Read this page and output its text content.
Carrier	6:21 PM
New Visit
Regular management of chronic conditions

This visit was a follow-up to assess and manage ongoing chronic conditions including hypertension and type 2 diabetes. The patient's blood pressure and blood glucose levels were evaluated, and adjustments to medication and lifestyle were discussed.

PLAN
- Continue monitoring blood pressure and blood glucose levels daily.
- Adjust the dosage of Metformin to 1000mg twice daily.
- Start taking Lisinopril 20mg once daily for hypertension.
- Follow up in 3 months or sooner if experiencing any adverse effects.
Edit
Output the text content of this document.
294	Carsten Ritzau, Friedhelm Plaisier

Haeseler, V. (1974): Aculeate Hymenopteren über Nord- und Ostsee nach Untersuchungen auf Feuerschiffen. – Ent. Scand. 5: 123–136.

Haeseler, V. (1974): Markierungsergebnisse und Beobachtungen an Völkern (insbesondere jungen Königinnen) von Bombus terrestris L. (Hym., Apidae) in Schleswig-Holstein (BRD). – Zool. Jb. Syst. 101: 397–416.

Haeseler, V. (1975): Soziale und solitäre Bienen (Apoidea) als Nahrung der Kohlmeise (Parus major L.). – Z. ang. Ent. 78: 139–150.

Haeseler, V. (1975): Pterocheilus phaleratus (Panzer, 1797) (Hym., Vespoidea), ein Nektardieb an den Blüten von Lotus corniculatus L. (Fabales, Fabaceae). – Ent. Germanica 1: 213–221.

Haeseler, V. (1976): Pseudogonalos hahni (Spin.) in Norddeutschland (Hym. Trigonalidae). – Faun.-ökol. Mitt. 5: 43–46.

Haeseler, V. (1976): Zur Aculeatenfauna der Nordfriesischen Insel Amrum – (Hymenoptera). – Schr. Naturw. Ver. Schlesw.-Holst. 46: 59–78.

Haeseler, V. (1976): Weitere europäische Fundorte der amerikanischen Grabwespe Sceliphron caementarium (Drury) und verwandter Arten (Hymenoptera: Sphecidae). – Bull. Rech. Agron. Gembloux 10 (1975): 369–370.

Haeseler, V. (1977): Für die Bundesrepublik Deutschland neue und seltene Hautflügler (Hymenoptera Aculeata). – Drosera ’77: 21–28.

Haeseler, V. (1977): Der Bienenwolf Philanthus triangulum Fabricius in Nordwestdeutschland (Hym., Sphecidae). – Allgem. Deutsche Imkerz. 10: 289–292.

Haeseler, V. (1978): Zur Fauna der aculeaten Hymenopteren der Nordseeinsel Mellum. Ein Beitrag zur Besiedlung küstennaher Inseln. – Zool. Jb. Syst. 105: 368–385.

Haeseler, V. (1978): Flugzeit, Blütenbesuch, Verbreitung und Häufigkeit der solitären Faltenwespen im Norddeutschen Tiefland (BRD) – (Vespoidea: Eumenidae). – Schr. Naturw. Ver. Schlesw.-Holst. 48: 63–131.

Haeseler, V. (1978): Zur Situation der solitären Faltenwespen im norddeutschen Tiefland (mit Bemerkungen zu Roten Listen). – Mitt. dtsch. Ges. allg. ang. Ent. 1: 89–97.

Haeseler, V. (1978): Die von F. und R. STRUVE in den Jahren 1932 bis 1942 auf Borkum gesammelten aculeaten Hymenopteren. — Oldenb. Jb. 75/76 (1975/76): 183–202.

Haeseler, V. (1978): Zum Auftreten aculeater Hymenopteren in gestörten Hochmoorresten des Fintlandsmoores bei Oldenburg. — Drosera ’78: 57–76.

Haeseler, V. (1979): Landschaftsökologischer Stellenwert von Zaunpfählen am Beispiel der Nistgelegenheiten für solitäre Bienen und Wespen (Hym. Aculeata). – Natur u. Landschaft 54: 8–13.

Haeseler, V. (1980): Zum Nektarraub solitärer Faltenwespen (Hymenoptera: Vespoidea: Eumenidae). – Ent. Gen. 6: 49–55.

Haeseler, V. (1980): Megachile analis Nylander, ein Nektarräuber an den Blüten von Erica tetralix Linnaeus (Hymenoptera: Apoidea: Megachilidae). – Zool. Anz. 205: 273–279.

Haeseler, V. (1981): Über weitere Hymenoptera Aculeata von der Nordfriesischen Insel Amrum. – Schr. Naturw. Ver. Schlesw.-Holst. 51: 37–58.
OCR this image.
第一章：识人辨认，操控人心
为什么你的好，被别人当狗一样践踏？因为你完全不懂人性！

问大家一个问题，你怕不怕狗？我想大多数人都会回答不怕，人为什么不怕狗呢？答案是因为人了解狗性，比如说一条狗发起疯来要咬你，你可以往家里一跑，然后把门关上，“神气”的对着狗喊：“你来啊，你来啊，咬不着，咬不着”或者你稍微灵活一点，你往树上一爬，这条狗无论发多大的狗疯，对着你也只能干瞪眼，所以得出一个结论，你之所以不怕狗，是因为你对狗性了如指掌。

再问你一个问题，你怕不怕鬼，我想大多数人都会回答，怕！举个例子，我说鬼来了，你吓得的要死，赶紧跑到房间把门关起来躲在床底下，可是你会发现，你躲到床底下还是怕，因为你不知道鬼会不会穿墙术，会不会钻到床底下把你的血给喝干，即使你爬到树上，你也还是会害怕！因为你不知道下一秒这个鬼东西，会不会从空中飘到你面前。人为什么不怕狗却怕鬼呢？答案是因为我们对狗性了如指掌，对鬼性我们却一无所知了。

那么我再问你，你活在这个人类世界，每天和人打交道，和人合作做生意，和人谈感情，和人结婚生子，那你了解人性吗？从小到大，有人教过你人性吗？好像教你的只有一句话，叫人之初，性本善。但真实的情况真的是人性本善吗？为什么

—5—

• • • •

- [GOAL] The entries above should be repeated exactly, every one of them.

- [REPLY]
Read this page and output its text content.
Carrier	6:21 PM
New Visit
Regular management of chronic conditions

This visit was a follow-up to assess and manage ongoing chronic conditions including hypertension and type 2 diabetes. The patient's blood pressure and blood glucose levels were evaluated, and adjustments to medication and lifestyle were discussed.

PLAN
- Continue monitoring blood pressure and blood glucose levels daily.
- Adjust the dosage of Metformin to 1000mg twice daily.
- Start taking Lisinopril 20mg once daily for hypertension.
- Follow up in 3 months or sooner if experiencing any adverse effects.
Edit
Output the text content of this document.
294	Carsten Ritzau, Friedhelm Plaisier

Haeseler, V. (1974): Aculeate Hymenopteren über Nord- und Ostsee nach Untersuchungen auf Feuerschiffen. – Ent. Scand. 5: 123–136.

Haeseler, V. (1974): Markierungsergebnisse und Beobachtungen an Völkern (insbesondere jungen Königinnen) von Bombus terrestris L. (Hym., Apidae) in Schleswig-Holstein (BRD). – Zool. Jb. Syst. 101: 397–416.

Haeseler, V. (1975): Soziale und solitäre Bienen (Apoidea) als Nahrung der Kohlmeise (Parus major L.). – Z. ang. Ent. 78: 139–150.

Haeseler, V. (1975): Pterocheilus phaleratus (Panzer, 1797) (Hym., Vespoidea), ein Nektardieb an den Blüten von Lotus corniculatus L. (Fabales, Fabaceae). – Ent. Germanica 1: 213–221.

Haeseler, V. (1976): Pseudogonalos hahni (Spin.) in Norddeutschland (Hym. Trigonalidae). – Faun.-ökol. Mitt. 5: 43–46.

Haeseler, V. (1976): Zur Aculeatenfauna der Nordfriesischen Insel Amrum – (Hymenoptera). – Schr. Naturw. Ver. Schlesw.-Holst. 46: 59–78.

Haeseler, V. (1976): Weitere europäische Fundorte der amerikanischen Grabwespe Sceliphron caementarium (Drury) und verwandter Arten (Hymenoptera: Sphecidae). – Bull. Rech. Agron. Gembloux 10 (1975): 369–370.

Haeseler, V. (1977): Für die Bundesrepublik Deutschland neue und seltene Hautflügler (Hymenoptera Aculeata). – Drosera ’77: 21–28.

Haeseler, V. (1977): Der Bienenwolf Philanthus triangulum Fabricius in Nordwestdeutschland (Hym., Sphecidae). – Allgem. Deutsche Imkerz. 10: 289–292.

Haeseler, V. (1978): Zur Fauna der aculeaten Hymenopteren der Nordseeinsel Mellum. Ein Beitrag zur Besiedlung küstennaher Inseln. – Zool. Jb. Syst. 105: 368–385.

Haeseler, V. (1978): Flugzeit, Blütenbesuch, Verbreitung und Häufigkeit der solitären Faltenwespen im Norddeutschen Tiefland (BRD) – (Vespoidea: Eumenidae). – Schr. Naturw. Ver. Schlesw.-Holst. 48: 63–131.

Haeseler, V. (1978): Zur Situation der solitären Faltenwespen im norddeutschen Tiefland (mit Bemerkungen zu Roten Listen). – Mitt. dtsch. Ges. allg. ang. Ent. 1: 89–97.

Haeseler, V. (1978): Die von F. und R. STRUVE in den Jahren 1932 bis 1942 auf Borkum gesammelten aculeaten Hymenopteren. — Oldenb. Jb. 75/76 (1975/76): 183–202.

Haeseler, V. (1978): Zum Auftreten aculeater Hymenopteren in gestörten Hochmoorresten des Fintlandsmoores bei Oldenburg. — Drosera ’78: 57–76.

Haeseler, V. (1979): Landschaftsökologischer Stellenwert von Zaunpfählen am Beispiel der Nistgelegenheiten für solitäre Bienen und Wespen (Hym. Aculeata). – Natur u. Landschaft 54: 8–13.

Haeseler, V. (1980): Zum Nektarraub solitärer Faltenwespen (Hymenoptera: Vespoidea: Eumenidae). – Ent. Gen. 6: 49–55.

Haeseler, V. (1980): Megachile analis Nylander, ein Nektarräuber an den Blüten von Erica tetralix Linnaeus (Hymenoptera: Apoidea: Megachilidae). – Zool. Anz. 205: 273–279.

Haeseler, V. (1981): Über weitere Hymenoptera Aculeata von der Nordfriesischen Insel Amrum. – Schr. Naturw. Ver. Schlesw.-Holst. 51: 37–58.
OCR this image.
第一章：识人辨认，操控人心
为什么你的好，被别人当狗一样践踏？因为你完全不懂人性！

问大家一个问题，你怕不怕狗？我想大多数人都会回答不怕，人为什么不怕狗呢？答案是因为人了解狗性，比如说一条狗发起疯来要咬你，你可以往家里一跑，然后把门关上，“神气”的对着狗喊：“你来啊，你来啊，咬不着，咬不着”或者你稍微灵活一点，你往树上一爬，这条狗无论发多大的狗疯，对着你也只能干瞪眼，所以得出一个结论，你之所以不怕狗，是因为你对狗性了如指掌。

再问你一个问题，你怕不怕鬼，我想大多数人都会回答，怕！举个例子，我说鬼来了，你吓得的要死，赶紧跑到房间把门关起来躲在床底下，可是你会发现，你躲到床底下还是怕，因为你不知道鬼会不会穿墙术，会不会钻到床底下把你的血给喝干，即使你爬到树上，你也还是会害怕！因为你不知道下一秒这个鬼东西，会不会从空中飘到你面前。人为什么不怕狗却怕鬼呢？答案是因为我们对狗性了如指掌，对鬼性我们却一无所知了。

那么我再问你，你活在这个人类世界，每天和人打交道，和人合作做生意，和人谈感情，和人结婚生子，那你了解人性吗？从小到大，有人教过你人性吗？好像教你的只有一句话，叫人之初，性本善。但真实的情况真的是人性本善吗？为什么

—5—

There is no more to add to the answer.